- Description of the task -
Convert the data into a numbered list, starting at the line that contains "data-point: [366, 330, 369, 333]" and ending at the line that contains "data-point: [254, 444, 257, 447]", with both of those lines included and any blank lines left out; list no other lines.

- Records shown -
------------------------------
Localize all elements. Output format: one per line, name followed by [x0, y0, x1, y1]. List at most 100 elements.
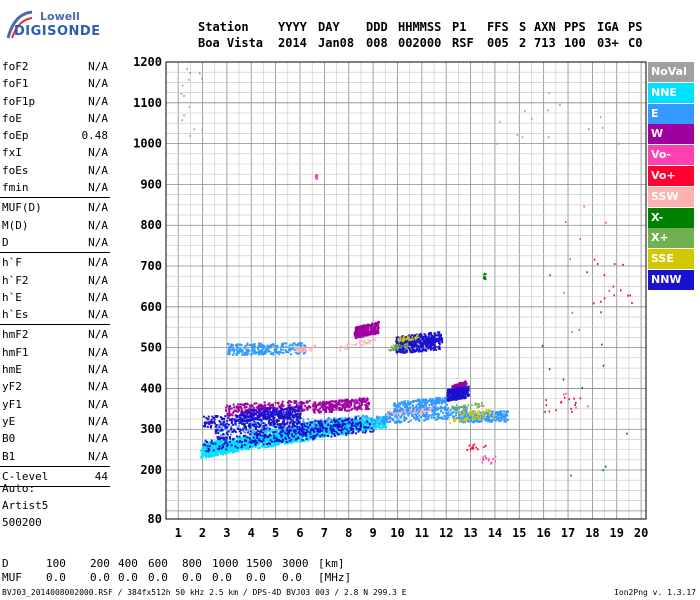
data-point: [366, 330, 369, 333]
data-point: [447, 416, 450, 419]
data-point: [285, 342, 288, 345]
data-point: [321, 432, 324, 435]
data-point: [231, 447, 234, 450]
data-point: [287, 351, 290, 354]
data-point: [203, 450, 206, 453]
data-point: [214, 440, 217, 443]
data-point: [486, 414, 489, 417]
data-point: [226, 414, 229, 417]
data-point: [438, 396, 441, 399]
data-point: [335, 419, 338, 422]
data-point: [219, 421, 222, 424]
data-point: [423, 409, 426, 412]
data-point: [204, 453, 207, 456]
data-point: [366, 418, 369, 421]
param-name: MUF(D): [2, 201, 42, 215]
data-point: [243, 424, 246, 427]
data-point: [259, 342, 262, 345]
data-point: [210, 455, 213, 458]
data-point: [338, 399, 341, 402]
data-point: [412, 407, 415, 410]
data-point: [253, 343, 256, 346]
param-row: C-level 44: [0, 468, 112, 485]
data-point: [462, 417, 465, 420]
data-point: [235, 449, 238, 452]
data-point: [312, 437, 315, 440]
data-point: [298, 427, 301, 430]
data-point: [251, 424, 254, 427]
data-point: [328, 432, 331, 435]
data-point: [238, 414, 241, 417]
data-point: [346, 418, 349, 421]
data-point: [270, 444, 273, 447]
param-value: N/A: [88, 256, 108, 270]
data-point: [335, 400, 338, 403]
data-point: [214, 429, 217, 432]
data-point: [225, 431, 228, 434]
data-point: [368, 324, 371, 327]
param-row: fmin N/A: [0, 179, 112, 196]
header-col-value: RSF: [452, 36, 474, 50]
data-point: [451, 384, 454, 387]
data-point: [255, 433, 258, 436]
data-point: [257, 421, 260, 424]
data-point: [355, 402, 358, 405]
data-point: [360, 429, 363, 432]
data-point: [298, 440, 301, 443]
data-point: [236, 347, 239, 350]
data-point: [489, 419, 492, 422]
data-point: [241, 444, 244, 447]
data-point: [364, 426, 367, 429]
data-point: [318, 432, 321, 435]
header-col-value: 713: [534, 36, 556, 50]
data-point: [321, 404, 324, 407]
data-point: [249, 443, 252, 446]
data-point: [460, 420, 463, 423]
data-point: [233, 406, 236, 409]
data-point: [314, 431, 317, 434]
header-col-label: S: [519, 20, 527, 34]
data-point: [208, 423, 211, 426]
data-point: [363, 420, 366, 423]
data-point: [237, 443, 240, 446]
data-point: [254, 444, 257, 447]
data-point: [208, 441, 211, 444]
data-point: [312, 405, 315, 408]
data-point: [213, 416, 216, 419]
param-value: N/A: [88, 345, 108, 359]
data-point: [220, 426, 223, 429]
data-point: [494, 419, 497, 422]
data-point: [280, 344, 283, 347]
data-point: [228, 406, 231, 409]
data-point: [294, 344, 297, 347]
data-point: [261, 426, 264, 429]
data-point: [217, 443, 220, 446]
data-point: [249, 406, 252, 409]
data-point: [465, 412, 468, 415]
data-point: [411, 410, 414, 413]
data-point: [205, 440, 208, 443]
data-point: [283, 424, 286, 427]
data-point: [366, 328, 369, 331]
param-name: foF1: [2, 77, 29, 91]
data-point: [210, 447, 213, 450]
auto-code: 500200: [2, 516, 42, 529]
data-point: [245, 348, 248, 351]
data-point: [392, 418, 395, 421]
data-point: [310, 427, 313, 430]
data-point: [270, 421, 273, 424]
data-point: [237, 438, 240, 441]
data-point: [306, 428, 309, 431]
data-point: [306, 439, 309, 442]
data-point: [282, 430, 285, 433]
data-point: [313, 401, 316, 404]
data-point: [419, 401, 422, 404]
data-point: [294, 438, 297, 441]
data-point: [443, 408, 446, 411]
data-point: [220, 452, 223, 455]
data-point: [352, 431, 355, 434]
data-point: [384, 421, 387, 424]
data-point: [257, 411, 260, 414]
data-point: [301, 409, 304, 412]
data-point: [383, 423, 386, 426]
------------------------------
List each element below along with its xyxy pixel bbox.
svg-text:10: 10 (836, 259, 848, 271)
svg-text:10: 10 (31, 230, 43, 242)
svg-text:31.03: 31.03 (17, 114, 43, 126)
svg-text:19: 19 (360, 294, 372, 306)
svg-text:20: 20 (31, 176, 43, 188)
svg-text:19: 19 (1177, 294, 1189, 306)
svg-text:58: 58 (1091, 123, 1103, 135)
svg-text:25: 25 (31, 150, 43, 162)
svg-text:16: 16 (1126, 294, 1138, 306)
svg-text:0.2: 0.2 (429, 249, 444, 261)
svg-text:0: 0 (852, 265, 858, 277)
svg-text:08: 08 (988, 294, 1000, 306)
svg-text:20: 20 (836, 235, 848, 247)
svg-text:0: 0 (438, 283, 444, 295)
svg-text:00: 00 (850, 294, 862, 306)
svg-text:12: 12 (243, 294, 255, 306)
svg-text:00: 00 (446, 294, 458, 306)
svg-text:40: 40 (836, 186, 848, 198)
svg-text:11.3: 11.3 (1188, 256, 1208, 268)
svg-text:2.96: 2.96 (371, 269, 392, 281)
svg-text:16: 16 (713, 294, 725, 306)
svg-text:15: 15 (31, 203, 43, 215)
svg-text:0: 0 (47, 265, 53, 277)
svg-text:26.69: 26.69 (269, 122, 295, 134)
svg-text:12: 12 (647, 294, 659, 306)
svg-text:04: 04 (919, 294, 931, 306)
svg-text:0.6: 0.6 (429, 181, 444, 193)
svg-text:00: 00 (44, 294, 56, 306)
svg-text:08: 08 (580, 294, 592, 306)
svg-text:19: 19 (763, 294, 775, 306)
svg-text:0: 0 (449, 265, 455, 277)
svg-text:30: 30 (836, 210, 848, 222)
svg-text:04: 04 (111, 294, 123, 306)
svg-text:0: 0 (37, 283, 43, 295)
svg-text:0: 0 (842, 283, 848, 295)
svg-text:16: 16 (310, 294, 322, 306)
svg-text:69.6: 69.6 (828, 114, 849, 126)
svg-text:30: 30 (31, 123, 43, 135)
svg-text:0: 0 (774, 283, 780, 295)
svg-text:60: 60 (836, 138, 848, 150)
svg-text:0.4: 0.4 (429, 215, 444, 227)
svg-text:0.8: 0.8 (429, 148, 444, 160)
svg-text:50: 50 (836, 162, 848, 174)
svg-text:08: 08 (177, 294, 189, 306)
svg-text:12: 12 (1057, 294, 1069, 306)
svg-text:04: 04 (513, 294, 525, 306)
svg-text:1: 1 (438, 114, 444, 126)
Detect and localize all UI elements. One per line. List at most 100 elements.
------------------------------
- Correct result -
1. data-point: [366, 330, 369, 333]
2. data-point: [447, 416, 450, 419]
3. data-point: [285, 342, 288, 345]
4. data-point: [321, 432, 324, 435]
5. data-point: [231, 447, 234, 450]
6. data-point: [287, 351, 290, 354]
7. data-point: [203, 450, 206, 453]
8. data-point: [214, 440, 217, 443]
9. data-point: [486, 414, 489, 417]
10. data-point: [226, 414, 229, 417]
11. data-point: [438, 396, 441, 399]
12. data-point: [335, 419, 338, 422]
13. data-point: [219, 421, 222, 424]
14. data-point: [423, 409, 426, 412]
15. data-point: [204, 453, 207, 456]
16. data-point: [366, 418, 369, 421]
17. param-name: MUF(D): [2, 201, 42, 215]
18. data-point: [243, 424, 246, 427]
19. data-point: [259, 342, 262, 345]
20. data-point: [210, 455, 213, 458]
21. data-point: [338, 399, 341, 402]
22. data-point: [412, 407, 415, 410]
23. data-point: [253, 343, 256, 346]
24. param-row: C-level 44: [0, 468, 112, 485]
25. data-point: [462, 417, 465, 420]
26. data-point: [235, 449, 238, 452]
27. data-point: [312, 437, 315, 440]
28. data-point: [298, 427, 301, 430]
29. data-point: [251, 424, 254, 427]
30. data-point: [328, 432, 331, 435]
31. data-point: [238, 414, 241, 417]
32. data-point: [346, 418, 349, 421]
33. data-point: [270, 444, 273, 447]
34. param-value: N/A: [88, 256, 108, 270]
35. data-point: [335, 400, 338, 403]
36. data-point: [214, 429, 217, 432]
37. data-point: [225, 431, 228, 434]
38. data-point: [368, 324, 371, 327]
39. param-row: fmin N/A: [0, 179, 112, 196]
40. header-col-value: RSF: [452, 36, 474, 50]
41. data-point: [451, 384, 454, 387]
42. data-point: [255, 433, 258, 436]
43. data-point: [257, 421, 260, 424]
44. data-point: [355, 402, 358, 405]
45. data-point: [360, 429, 363, 432]
46. data-point: [298, 440, 301, 443]
47. data-point: [236, 347, 239, 350]
48. data-point: [489, 419, 492, 422]
49. data-point: [241, 444, 244, 447]
50. data-point: [364, 426, 367, 429]
51. data-point: [318, 432, 321, 435]
52. header-col-value: 713: [534, 36, 556, 50]
53. data-point: [321, 404, 324, 407]
54. data-point: [249, 443, 252, 446]
55. data-point: [460, 420, 463, 423]
56. data-point: [233, 406, 236, 409]
57. data-point: [314, 431, 317, 434]
58. header-col-label: S: [519, 20, 527, 34]
59. data-point: [208, 423, 211, 426]
60. data-point: [363, 420, 366, 423]
61. data-point: [237, 443, 240, 446]
62. data-point: [254, 444, 257, 447]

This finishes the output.